*Given request*:
Which lines of the records contain "Настоящий"? Collect every one of them.

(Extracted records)

⟨

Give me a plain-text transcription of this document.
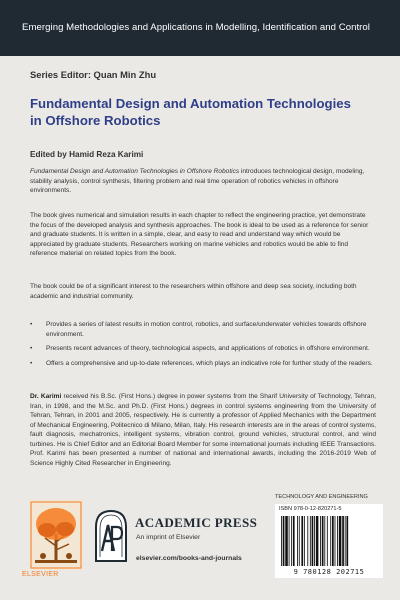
Emerging Methodologies and Applications in Modelling, Identification and Control
Series Editor: Quan Min Zhu
Fundamental Design and Automation Technologies
in Offshore Robotics
Edited by Hamid Reza Karimi
Fundamental Design and Automation Technologies in Offshore Robotics introduces technological design, modeling, stability analysis, control synthesis, filtering problem and real time operation of robotics vehicles in offshore environments.
The book gives numerical and simulation results in each chapter to reflect the engineering practice, yet demonstrate the focus of the developed analysis and synthesis approaches. The book is ideal to be used as a reference for senior and graduate students. It is written in a simple, clear, and easy to read and understand way which would be appreciated by graduate students. Researchers working on marine vehicles and robotics would be able to find reference material on related topics from the book.
The book could be of a significant interest to the researchers within offshore and deep sea society, including both academic and industrial community.
• Provides a series of latest results in motion control, robotics, and surface/underwater vehicles towards offshore environment.
• Presents recent advances of theory, technological aspects, and applications of robotics in offshore environment.
• Offers a comprehensive and up-to-date references, which plays an indicative role for further study of the readers.
Dr. Karimi received his B.Sc. (First Hons.) degree in power systems from the Sharif University of Technology, Tehran, Iran, in 1998, and the M.Sc. and Ph.D. (First Hons.) degrees in control systems engineering from the University of Tehran, Tehran, in 2001 and 2005, respectively. He is currently a professor of Applied Mechanics with the Department of Mechanical Engineering, Politecnico di Milano, Milan, Italy. His research interests are in the areas of control systems, fault diagnosis, mechatronics, intelligent systems, vibration control, ground vehicles, structural control, and wind turbines. He is Chief Editor and an Editorial Board Member for some international journals including IEEE Transactions. Prof. Karimi has been presented a number of national and international awards, including the 2016-2019 Web of Science Highly Cited Researcher in Engineering.
TECHNOLOGY AND ENGINEERING
ISBN 978-0-12-820271-5
9 780128 202715
ELSEVIER
ACADEMIC PRESS
An imprint of Elsevier
elsevier.com/books-and-journals
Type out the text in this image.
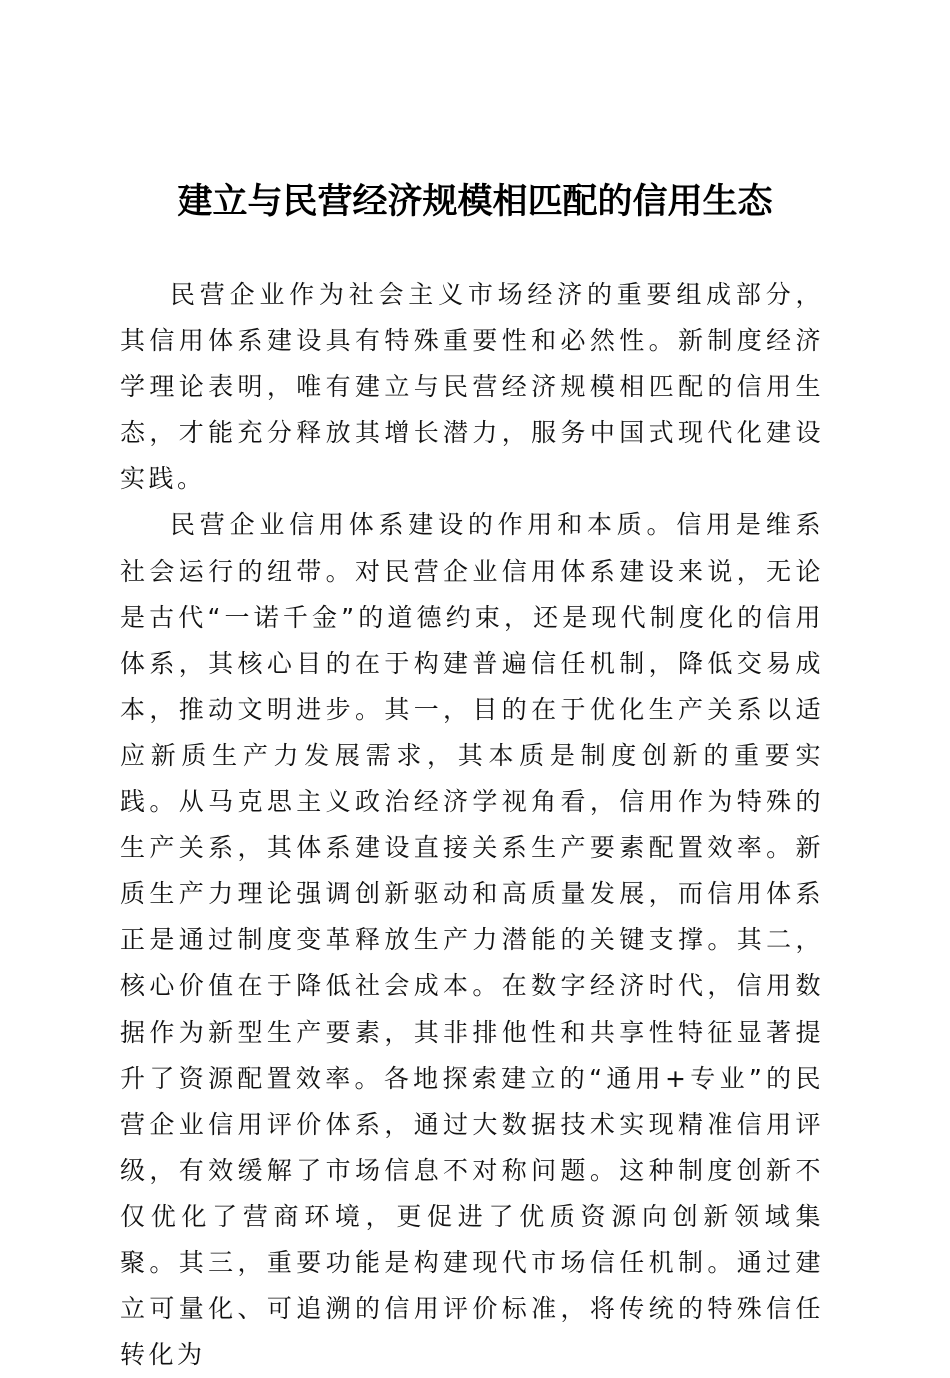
建立与民营经济规模相匹配的信用生态

民营企业作为社会主义市场经济的重要组成部分，其信用体系建设具有特殊重要性和必然性。新制度经济学理论表明，唯有建立与民营经济规模相匹配的信用生态，才能充分释放其增长潜力，服务中国式现代化建设实践。

民营企业信用体系建设的作用和本质。信用是维系社会运行的纽带。对民营企业信用体系建设来说，无论是古代“一诺千金”的道德约束，还是现代制度化的信用体系，其核心目的在于构建普遍信任机制，降低交易成本，推动文明进步。其一，目的在于优化生产关系以适应新质生产力发展需求，其本质是制度创新的重要实践。从马克思主义政治经济学视角看，信用作为特殊的生产关系，其体系建设直接关系生产要素配置效率。新质生产力理论强调创新驱动和高质量发展，而信用体系正是通过制度变革释放生产力潜能的关键支撑。其二，核心价值在于降低社会成本。在数字经济时代，信用数据作为新型生产要素，其非排他性和共享性特征显著提升了资源配置效率。各地探索建立的“通用+专业”的民营企业信用评价体系，通过大数据技术实现精准信用评级，有效缓解了市场信息不对称问题。这种制度创新不仅优化了营商环境，更促进了优质资源向创新领域集聚。其三，重要功能是构建现代市场信任机制。通过建立可量化、可追溯的信用评价标准，将传统的特殊信任转化为
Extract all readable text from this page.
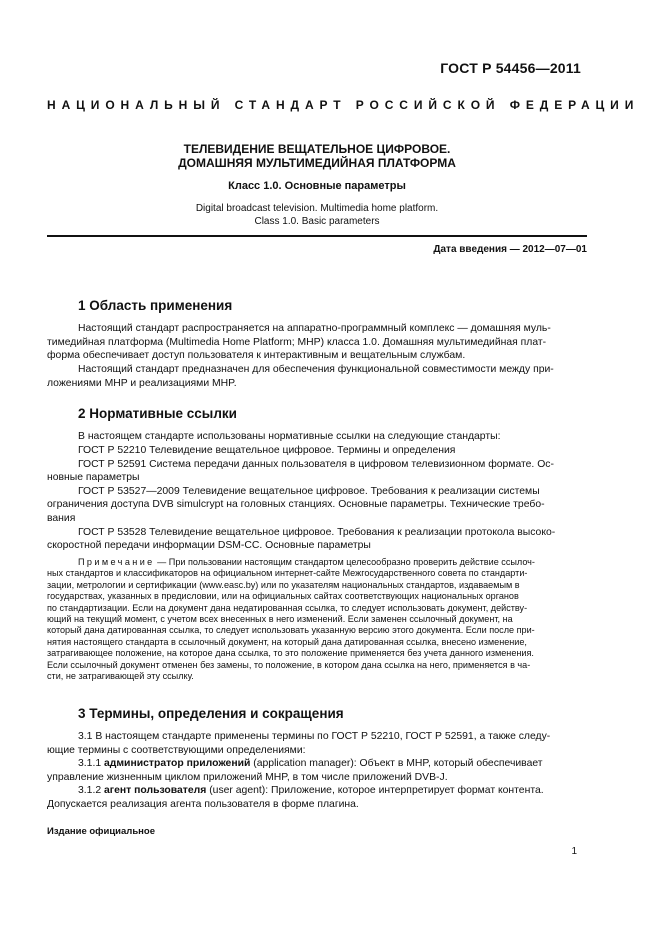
ГОСТ Р 54456—2011
НАЦИОНАЛЬНЫЙ СТАНДАРТ РОССИЙСКОЙ ФЕДЕРАЦИИ
ТЕЛЕВИДЕНИЕ ВЕЩАТЕЛЬНОЕ ЦИФРОВОЕ.
ДОМАШНЯЯ МУЛЬТИМЕДИЙНАЯ ПЛАТФОРМА
Класс 1.0. Основные параметры
Digital broadcast television. Multimedia home platform.
Class 1.0. Basic parameters
Дата введения — 2012—07—01
1 Область применения
Настоящий стандарт распространяется на аппаратно-программный комплекс — домашняя муль-
тимедийная платформа (Multimedia Home Platform; MHP) класса 1.0. Домашняя мультимедийная плат-
форма обеспечивает доступ пользователя к интерактивным и вещательным службам.
Настоящий стандарт предназначен для обеспечения функциональной совместимости между при-
ложениями MHP и реализациями MHP.
2 Нормативные ссылки
В настоящем стандарте использованы нормативные ссылки на следующие стандарты:
ГОСТ Р 52210 Телевидение вещательное цифровое. Термины и определения
ГОСТ Р 52591 Система передачи данных пользователя в цифровом телевизионном формате. Ос-
новные параметры
ГОСТ Р 53527—2009 Телевидение вещательное цифровое. Требования к реализации системы
ограничения доступа DVB simulcrypt на головных станциях. Основные параметры. Технические требо-
вания
ГОСТ Р 53528 Телевидение вещательное цифровое. Требования к реализации протокола высоко-
скоростной передачи информации DSM-CC. Основные параметры
Примечание — При пользовании настоящим стандартом целесообразно проверить действие ссылоч-
ных стандартов и классификаторов на официальном интернет-сайте Межгосударственного совета по стандарти-
зации, метрологии и сертификации (www.easc.by) или по указателям национальных стандартов, издаваемым в
государствах, указанных в предисловии, или на официальных сайтах соответствующих национальных органов
по стандартизации. Если на документ дана недатированная ссылка, то следует использовать документ, действу-
ющий на текущий момент, с учетом всех внесенных в него изменений. Если заменен ссылочный документ, на
который дана датированная ссылка, то следует использовать указанную версию этого документа. Если после при-
нятия настоящего стандарта в ссылочный документ, на который дана датированная ссылка, внесено изменение,
затрагивающее положение, на которое дана ссылка, то это положение применяется без учета данного изменения.
Если ссылочный документ отменен без замены, то положение, в котором дана ссылка на него, применяется в ча-
сти, не затрагивающей эту ссылку.
3 Термины, определения и сокращения
3.1 В настоящем стандарте применены термины по ГОСТ Р 52210, ГОСТ Р 52591, а также следу-
ющие термины с соответствующими определениями:
3.1.1 администратор приложений (application manager): Объект в MHP, который обеспечивает
управление жизненным циклом приложений MHP, в том числе приложений DVB-J.
3.1.2 агент пользователя (user agent): Приложение, которое интерпретирует формат контента.
Допускается реализация агента пользователя в форме плагина.
Издание официальное
1
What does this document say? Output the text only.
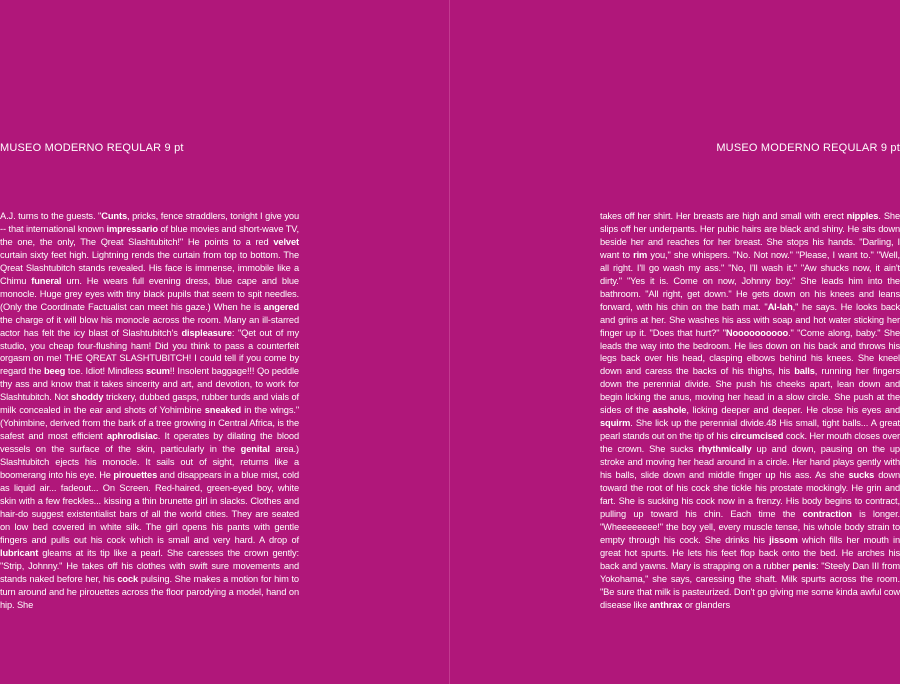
MUSEO MODERNO REQULAR 9 pt	MUSEO MODERNO REQULAR 9 pt
A.J. turns to the guests. "Cunts, pricks, fence straddlers, tonight I give you -- that international known impressario of blue movies and short-wave TV, the one, the only, The Qreat Slashtubitch!" He points to a red velvet curtain sixty feet high. Lightning rends the curtain from top to bottom. The Qreat Slashtubitch stands revealed. His face is immense, immobile like a Chimu funeral urn. He wears full evening dress, blue cape and blue monocle. Huge grey eyes with tiny black pupils that seem to spit needles. (Only the Coordinate Factualist can meet his gaze.) When he is angered the charge of it will blow his monocle across the room. Many an ill-starred actor has felt the icy blast of Slashtubitch's displeasure: "Qet out of my studio, you cheap four-flushing ham! Did you think to pass a counterfeit orgasm on me! THE QREAT SLASHTUBITCH! I could tell if you come by regard the beeg toe. Idiot! Mindless scum!! Insolent baggage!!! Qo peddle thy ass and know that it takes sincerity and art, and devotion, to work for Slashtubitch. Not shoddy trickery, dubbed gasps, rubber turds and vials of milk concealed in the ear and shots of Yohimbine sneaked in the wings." (Yohimbine, derived from the bark of a tree growing in Central Africa, is the safest and most efficient aphrodisiac. It operates by dilating the blood vessels on the surface of the skin, particularly in the genital area.) Slashtubitch ejects his monocle. It sails out of sight, returns like a boomerang into his eye. He pirouettes and disappears in a blue mist, cold as liquid air... fadeout... On Screen. Red-haired, green-eyed boy, white skin with a few freckles... kissing a thin brunette girl in slacks. Clothes and hair-do suggest existentialist bars of all the world cities. They are seated on low bed covered in white silk. The girl opens his pants with gentle fingers and pulls out his cock which is small and very hard. A drop of lubricant gleams at its tip like a pearl. She caresses the crown gently: "Strip, Johnny." He takes off his clothes with swift sure movements and stands naked before her, his cock pulsing. She makes a motion for him to turn around and he pirouettes across the floor parodying a model, hand on hip. She
takes off her shirt. Her breasts are high and small with erect nipples. She slips off her underpants. Her pubic hairs are black and shiny. He sits down beside her and reaches for her breast. She stops his hands. "Darling, I want to rim you," she whispers. "No. Not now." "Please, I want to." "Well, all right. I'll go wash my ass." "No, I'll wash it." "Aw shucks now, it ain't dirty." "Yes it is. Come on now, Johnny boy." She leads him into the bathroom. "All right, get down." He gets down on his knees and leans forward, with his chin on the bath mat. "Al-lah," he says. He looks back and grins at her. She washes his ass with soap and hot water sticking her finger up it. "Does that hurt?" "Noooooooooo." "Come along, baby." She leads the way into the bedroom. He lies down on his back and throws his legs back over his head, clasping elbows behind his knees. She kneel down and caress the backs of his thighs, his balls, running her fingers down the perennial divide. She push his cheeks apart, lean down and begin licking the anus, moving her head in a slow circle. She push at the sides of the asshole, licking deeper and deeper. He close his eyes and squirm. She lick up the perennial divide.48 His small, tight balls... A great pearl stands out on the tip of his circumcised cock. Her mouth closes over the crown. She sucks rhythmically up and down, pausing on the up stroke and moving her head around in a circle. Her hand plays gently with his balls, slide down and middle finger up his ass. As she sucks down toward the root of his cock she tickle his prostate mockingly. He grin and fart. She is sucking his cock now in a frenzy. His body begins to contract, pulling up toward his chin. Each time the contraction is longer. "Wheeeeeeee!" the boy yell, every muscle tense, his whole body strain to empty through his cock. She drinks his jissom which fills her mouth in great hot spurts. He lets his feet flop back onto the bed. He arches his back and yawns. Mary is strapping on a rubber penis: "Steely Dan III from Yokohama," she says, caressing the shaft. Milk spurts across the room. "Be sure that milk is pasteurized. Don't go giving me some kinda awful cow disease like anthrax or glanders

⟩

*Response*:
Настоящий стандарт распространяется на аппаратно-программный комплекс — домашняя муль-
Настоящий стандарт предназначен для обеспечения функциональной совместимости между при-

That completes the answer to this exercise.